Extracted records
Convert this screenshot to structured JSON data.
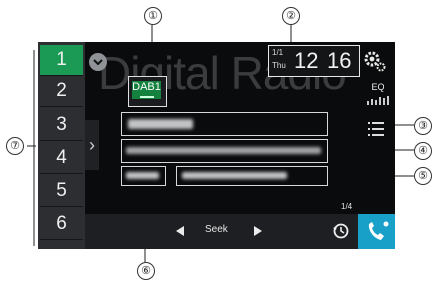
{
  "background_text": "Digital Radio",
  "presets": [
    "1",
    "2",
    "3",
    "4",
    "5",
    "6"
  ],
  "active_preset": "1",
  "band": "DAB1",
  "clock": {
    "date_top": "1/1",
    "date_bottom": "Thu",
    "time_h": "12",
    "time_m": "16"
  },
  "eq_label": "EQ",
  "seek_label": "Seek",
  "page_indicator": "1/4",
  "callouts": [
    "①",
    "②",
    "③",
    "④",
    "⑤",
    "⑥",
    "⑦"
  ],
  "colors": {
    "active_preset": "#1a9a55",
    "phone_button": "#19a0c8",
    "screen_bg": "#0a0b0c"
  }
}
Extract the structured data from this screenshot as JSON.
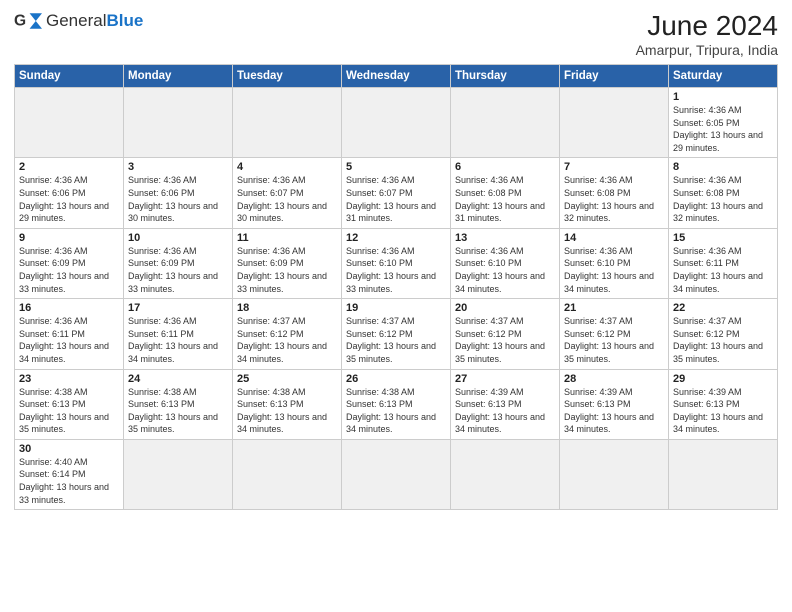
{
  "header": {
    "logo_general": "General",
    "logo_blue": "Blue",
    "title": "June 2024",
    "subtitle": "Amarpur, Tripura, India"
  },
  "weekdays": [
    "Sunday",
    "Monday",
    "Tuesday",
    "Wednesday",
    "Thursday",
    "Friday",
    "Saturday"
  ],
  "weeks": [
    [
      {
        "day": "",
        "info": "",
        "empty": true
      },
      {
        "day": "",
        "info": "",
        "empty": true
      },
      {
        "day": "",
        "info": "",
        "empty": true
      },
      {
        "day": "",
        "info": "",
        "empty": true
      },
      {
        "day": "",
        "info": "",
        "empty": true
      },
      {
        "day": "",
        "info": "",
        "empty": true
      },
      {
        "day": "1",
        "info": "Sunrise: 4:36 AM\nSunset: 6:05 PM\nDaylight: 13 hours and 29 minutes."
      }
    ],
    [
      {
        "day": "2",
        "info": "Sunrise: 4:36 AM\nSunset: 6:06 PM\nDaylight: 13 hours and 29 minutes."
      },
      {
        "day": "3",
        "info": "Sunrise: 4:36 AM\nSunset: 6:06 PM\nDaylight: 13 hours and 30 minutes."
      },
      {
        "day": "4",
        "info": "Sunrise: 4:36 AM\nSunset: 6:07 PM\nDaylight: 13 hours and 30 minutes."
      },
      {
        "day": "5",
        "info": "Sunrise: 4:36 AM\nSunset: 6:07 PM\nDaylight: 13 hours and 31 minutes."
      },
      {
        "day": "6",
        "info": "Sunrise: 4:36 AM\nSunset: 6:08 PM\nDaylight: 13 hours and 31 minutes."
      },
      {
        "day": "7",
        "info": "Sunrise: 4:36 AM\nSunset: 6:08 PM\nDaylight: 13 hours and 32 minutes."
      },
      {
        "day": "8",
        "info": "Sunrise: 4:36 AM\nSunset: 6:08 PM\nDaylight: 13 hours and 32 minutes."
      }
    ],
    [
      {
        "day": "9",
        "info": "Sunrise: 4:36 AM\nSunset: 6:09 PM\nDaylight: 13 hours and 33 minutes."
      },
      {
        "day": "10",
        "info": "Sunrise: 4:36 AM\nSunset: 6:09 PM\nDaylight: 13 hours and 33 minutes."
      },
      {
        "day": "11",
        "info": "Sunrise: 4:36 AM\nSunset: 6:09 PM\nDaylight: 13 hours and 33 minutes."
      },
      {
        "day": "12",
        "info": "Sunrise: 4:36 AM\nSunset: 6:10 PM\nDaylight: 13 hours and 33 minutes."
      },
      {
        "day": "13",
        "info": "Sunrise: 4:36 AM\nSunset: 6:10 PM\nDaylight: 13 hours and 34 minutes."
      },
      {
        "day": "14",
        "info": "Sunrise: 4:36 AM\nSunset: 6:10 PM\nDaylight: 13 hours and 34 minutes."
      },
      {
        "day": "15",
        "info": "Sunrise: 4:36 AM\nSunset: 6:11 PM\nDaylight: 13 hours and 34 minutes."
      }
    ],
    [
      {
        "day": "16",
        "info": "Sunrise: 4:36 AM\nSunset: 6:11 PM\nDaylight: 13 hours and 34 minutes."
      },
      {
        "day": "17",
        "info": "Sunrise: 4:36 AM\nSunset: 6:11 PM\nDaylight: 13 hours and 34 minutes."
      },
      {
        "day": "18",
        "info": "Sunrise: 4:37 AM\nSunset: 6:12 PM\nDaylight: 13 hours and 34 minutes."
      },
      {
        "day": "19",
        "info": "Sunrise: 4:37 AM\nSunset: 6:12 PM\nDaylight: 13 hours and 35 minutes."
      },
      {
        "day": "20",
        "info": "Sunrise: 4:37 AM\nSunset: 6:12 PM\nDaylight: 13 hours and 35 minutes."
      },
      {
        "day": "21",
        "info": "Sunrise: 4:37 AM\nSunset: 6:12 PM\nDaylight: 13 hours and 35 minutes."
      },
      {
        "day": "22",
        "info": "Sunrise: 4:37 AM\nSunset: 6:12 PM\nDaylight: 13 hours and 35 minutes."
      }
    ],
    [
      {
        "day": "23",
        "info": "Sunrise: 4:38 AM\nSunset: 6:13 PM\nDaylight: 13 hours and 35 minutes."
      },
      {
        "day": "24",
        "info": "Sunrise: 4:38 AM\nSunset: 6:13 PM\nDaylight: 13 hours and 35 minutes."
      },
      {
        "day": "25",
        "info": "Sunrise: 4:38 AM\nSunset: 6:13 PM\nDaylight: 13 hours and 34 minutes."
      },
      {
        "day": "26",
        "info": "Sunrise: 4:38 AM\nSunset: 6:13 PM\nDaylight: 13 hours and 34 minutes."
      },
      {
        "day": "27",
        "info": "Sunrise: 4:39 AM\nSunset: 6:13 PM\nDaylight: 13 hours and 34 minutes."
      },
      {
        "day": "28",
        "info": "Sunrise: 4:39 AM\nSunset: 6:13 PM\nDaylight: 13 hours and 34 minutes."
      },
      {
        "day": "29",
        "info": "Sunrise: 4:39 AM\nSunset: 6:13 PM\nDaylight: 13 hours and 34 minutes."
      }
    ],
    [
      {
        "day": "30",
        "info": "Sunrise: 4:40 AM\nSunset: 6:14 PM\nDaylight: 13 hours and 33 minutes."
      },
      {
        "day": "",
        "info": "",
        "empty": true
      },
      {
        "day": "",
        "info": "",
        "empty": true
      },
      {
        "day": "",
        "info": "",
        "empty": true
      },
      {
        "day": "",
        "info": "",
        "empty": true
      },
      {
        "day": "",
        "info": "",
        "empty": true
      },
      {
        "day": "",
        "info": "",
        "empty": true
      }
    ]
  ]
}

### EXERCISE DETAILS
Take the listing above and restate it word for word, without its pictures.

### ANSWER
Convert this screenshot to structured JSON data.
{
  "background_text": "Digital Radio",
  "presets": [
    "1",
    "2",
    "3",
    "4",
    "5",
    "6"
  ],
  "active_preset": "1",
  "band": "DAB1",
  "clock": {
    "date_top": "1/1",
    "date_bottom": "Thu",
    "time_h": "12",
    "time_m": "16"
  },
  "eq_label": "EQ",
  "seek_label": "Seek",
  "page_indicator": "1/4",
  "callouts": [
    "①",
    "②",
    "③",
    "④",
    "⑤",
    "⑥",
    "⑦"
  ],
  "colors": {
    "active_preset": "#1a9a55",
    "phone_button": "#19a0c8",
    "screen_bg": "#0a0b0c"
  }
}
Extract the structured data from this screenshot as JSON.
{
  "header": {
    "logo_general": "General",
    "logo_blue": "Blue",
    "title": "June 2024",
    "subtitle": "Amarpur, Tripura, India"
  },
  "weekdays": [
    "Sunday",
    "Monday",
    "Tuesday",
    "Wednesday",
    "Thursday",
    "Friday",
    "Saturday"
  ],
  "weeks": [
    [
      {
        "day": "",
        "info": "",
        "empty": true
      },
      {
        "day": "",
        "info": "",
        "empty": true
      },
      {
        "day": "",
        "info": "",
        "empty": true
      },
      {
        "day": "",
        "info": "",
        "empty": true
      },
      {
        "day": "",
        "info": "",
        "empty": true
      },
      {
        "day": "",
        "info": "",
        "empty": true
      },
      {
        "day": "1",
        "info": "Sunrise: 4:36 AM\nSunset: 6:05 PM\nDaylight: 13 hours and 29 minutes."
      }
    ],
    [
      {
        "day": "2",
        "info": "Sunrise: 4:36 AM\nSunset: 6:06 PM\nDaylight: 13 hours and 29 minutes."
      },
      {
        "day": "3",
        "info": "Sunrise: 4:36 AM\nSunset: 6:06 PM\nDaylight: 13 hours and 30 minutes."
      },
      {
        "day": "4",
        "info": "Sunrise: 4:36 AM\nSunset: 6:07 PM\nDaylight: 13 hours and 30 minutes."
      },
      {
        "day": "5",
        "info": "Sunrise: 4:36 AM\nSunset: 6:07 PM\nDaylight: 13 hours and 31 minutes."
      },
      {
        "day": "6",
        "info": "Sunrise: 4:36 AM\nSunset: 6:08 PM\nDaylight: 13 hours and 31 minutes."
      },
      {
        "day": "7",
        "info": "Sunrise: 4:36 AM\nSunset: 6:08 PM\nDaylight: 13 hours and 32 minutes."
      },
      {
        "day": "8",
        "info": "Sunrise: 4:36 AM\nSunset: 6:08 PM\nDaylight: 13 hours and 32 minutes."
      }
    ],
    [
      {
        "day": "9",
        "info": "Sunrise: 4:36 AM\nSunset: 6:09 PM\nDaylight: 13 hours and 33 minutes."
      },
      {
        "day": "10",
        "info": "Sunrise: 4:36 AM\nSunset: 6:09 PM\nDaylight: 13 hours and 33 minutes."
      },
      {
        "day": "11",
        "info": "Sunrise: 4:36 AM\nSunset: 6:09 PM\nDaylight: 13 hours and 33 minutes."
      },
      {
        "day": "12",
        "info": "Sunrise: 4:36 AM\nSunset: 6:10 PM\nDaylight: 13 hours and 33 minutes."
      },
      {
        "day": "13",
        "info": "Sunrise: 4:36 AM\nSunset: 6:10 PM\nDaylight: 13 hours and 34 minutes."
      },
      {
        "day": "14",
        "info": "Sunrise: 4:36 AM\nSunset: 6:10 PM\nDaylight: 13 hours and 34 minutes."
      },
      {
        "day": "15",
        "info": "Sunrise: 4:36 AM\nSunset: 6:11 PM\nDaylight: 13 hours and 34 minutes."
      }
    ],
    [
      {
        "day": "16",
        "info": "Sunrise: 4:36 AM\nSunset: 6:11 PM\nDaylight: 13 hours and 34 minutes."
      },
      {
        "day": "17",
        "info": "Sunrise: 4:36 AM\nSunset: 6:11 PM\nDaylight: 13 hours and 34 minutes."
      },
      {
        "day": "18",
        "info": "Sunrise: 4:37 AM\nSunset: 6:12 PM\nDaylight: 13 hours and 34 minutes."
      },
      {
        "day": "19",
        "info": "Sunrise: 4:37 AM\nSunset: 6:12 PM\nDaylight: 13 hours and 35 minutes."
      },
      {
        "day": "20",
        "info": "Sunrise: 4:37 AM\nSunset: 6:12 PM\nDaylight: 13 hours and 35 minutes."
      },
      {
        "day": "21",
        "info": "Sunrise: 4:37 AM\nSunset: 6:12 PM\nDaylight: 13 hours and 35 minutes."
      },
      {
        "day": "22",
        "info": "Sunrise: 4:37 AM\nSunset: 6:12 PM\nDaylight: 13 hours and 35 minutes."
      }
    ],
    [
      {
        "day": "23",
        "info": "Sunrise: 4:38 AM\nSunset: 6:13 PM\nDaylight: 13 hours and 35 minutes."
      },
      {
        "day": "24",
        "info": "Sunrise: 4:38 AM\nSunset: 6:13 PM\nDaylight: 13 hours and 35 minutes."
      },
      {
        "day": "25",
        "info": "Sunrise: 4:38 AM\nSunset: 6:13 PM\nDaylight: 13 hours and 34 minutes."
      },
      {
        "day": "26",
        "info": "Sunrise: 4:38 AM\nSunset: 6:13 PM\nDaylight: 13 hours and 34 minutes."
      },
      {
        "day": "27",
        "info": "Sunrise: 4:39 AM\nSunset: 6:13 PM\nDaylight: 13 hours and 34 minutes."
      },
      {
        "day": "28",
        "info": "Sunrise: 4:39 AM\nSunset: 6:13 PM\nDaylight: 13 hours and 34 minutes."
      },
      {
        "day": "29",
        "info": "Sunrise: 4:39 AM\nSunset: 6:13 PM\nDaylight: 13 hours and 34 minutes."
      }
    ],
    [
      {
        "day": "30",
        "info": "Sunrise: 4:40 AM\nSunset: 6:14 PM\nDaylight: 13 hours and 33 minutes."
      },
      {
        "day": "",
        "info": "",
        "empty": true
      },
      {
        "day": "",
        "info": "",
        "empty": true
      },
      {
        "day": "",
        "info": "",
        "empty": true
      },
      {
        "day": "",
        "info": "",
        "empty": true
      },
      {
        "day": "",
        "info": "",
        "empty": true
      },
      {
        "day": "",
        "info": "",
        "empty": true
      }
    ]
  ]
}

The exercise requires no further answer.